**Given exercise:** Locate each line in the data below that contains the string "FancyBboxPatch" and copy those lines in full.

**Given records:**

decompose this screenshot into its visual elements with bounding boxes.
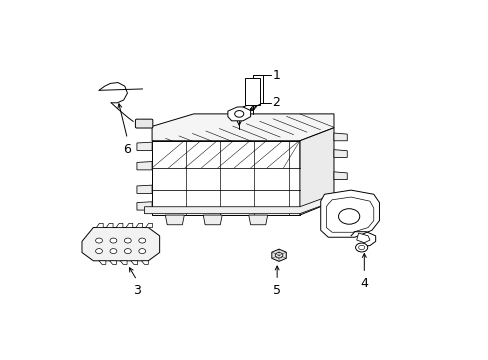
Polygon shape	[248, 215, 267, 225]
Polygon shape	[116, 223, 122, 228]
Polygon shape	[152, 114, 333, 141]
Circle shape	[96, 249, 102, 253]
Polygon shape	[136, 223, 142, 228]
Circle shape	[110, 238, 117, 243]
Circle shape	[124, 238, 131, 243]
Text: 2: 2	[272, 96, 280, 109]
Polygon shape	[96, 223, 103, 228]
Polygon shape	[99, 261, 105, 264]
Polygon shape	[320, 190, 379, 237]
Polygon shape	[152, 141, 299, 215]
Circle shape	[234, 111, 244, 117]
Polygon shape	[243, 103, 256, 111]
Polygon shape	[333, 172, 346, 180]
Polygon shape	[144, 194, 333, 214]
Text: 6: 6	[123, 143, 131, 156]
Circle shape	[275, 252, 282, 258]
Polygon shape	[137, 142, 152, 150]
Circle shape	[96, 238, 102, 243]
Polygon shape	[203, 215, 222, 225]
Polygon shape	[326, 197, 373, 232]
Polygon shape	[356, 233, 369, 243]
Polygon shape	[227, 107, 250, 121]
FancyBboxPatch shape	[244, 78, 260, 105]
Polygon shape	[333, 194, 346, 202]
Polygon shape	[120, 261, 127, 264]
Polygon shape	[131, 261, 138, 264]
Polygon shape	[82, 228, 159, 261]
Polygon shape	[333, 133, 346, 141]
Circle shape	[139, 249, 145, 253]
Circle shape	[110, 249, 117, 253]
Text: 1: 1	[272, 68, 280, 82]
Polygon shape	[145, 223, 152, 228]
Polygon shape	[109, 261, 116, 264]
Circle shape	[139, 238, 145, 243]
Polygon shape	[137, 162, 152, 170]
Polygon shape	[333, 150, 346, 157]
Polygon shape	[165, 215, 184, 225]
Polygon shape	[271, 249, 285, 261]
Circle shape	[355, 243, 367, 252]
Text: 3: 3	[133, 284, 141, 297]
Circle shape	[338, 209, 359, 224]
Polygon shape	[126, 223, 132, 228]
Text: 5: 5	[273, 284, 281, 297]
FancyBboxPatch shape	[135, 119, 153, 128]
Circle shape	[124, 249, 131, 253]
Text: 4: 4	[360, 277, 367, 290]
Polygon shape	[299, 128, 333, 215]
Circle shape	[358, 245, 364, 250]
Polygon shape	[106, 223, 113, 228]
Polygon shape	[137, 202, 152, 210]
Polygon shape	[141, 261, 148, 264]
Polygon shape	[137, 185, 152, 193]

**Complete response:**
FancyBboxPatch shape	[244, 78, 260, 105]
FancyBboxPatch shape	[135, 119, 153, 128]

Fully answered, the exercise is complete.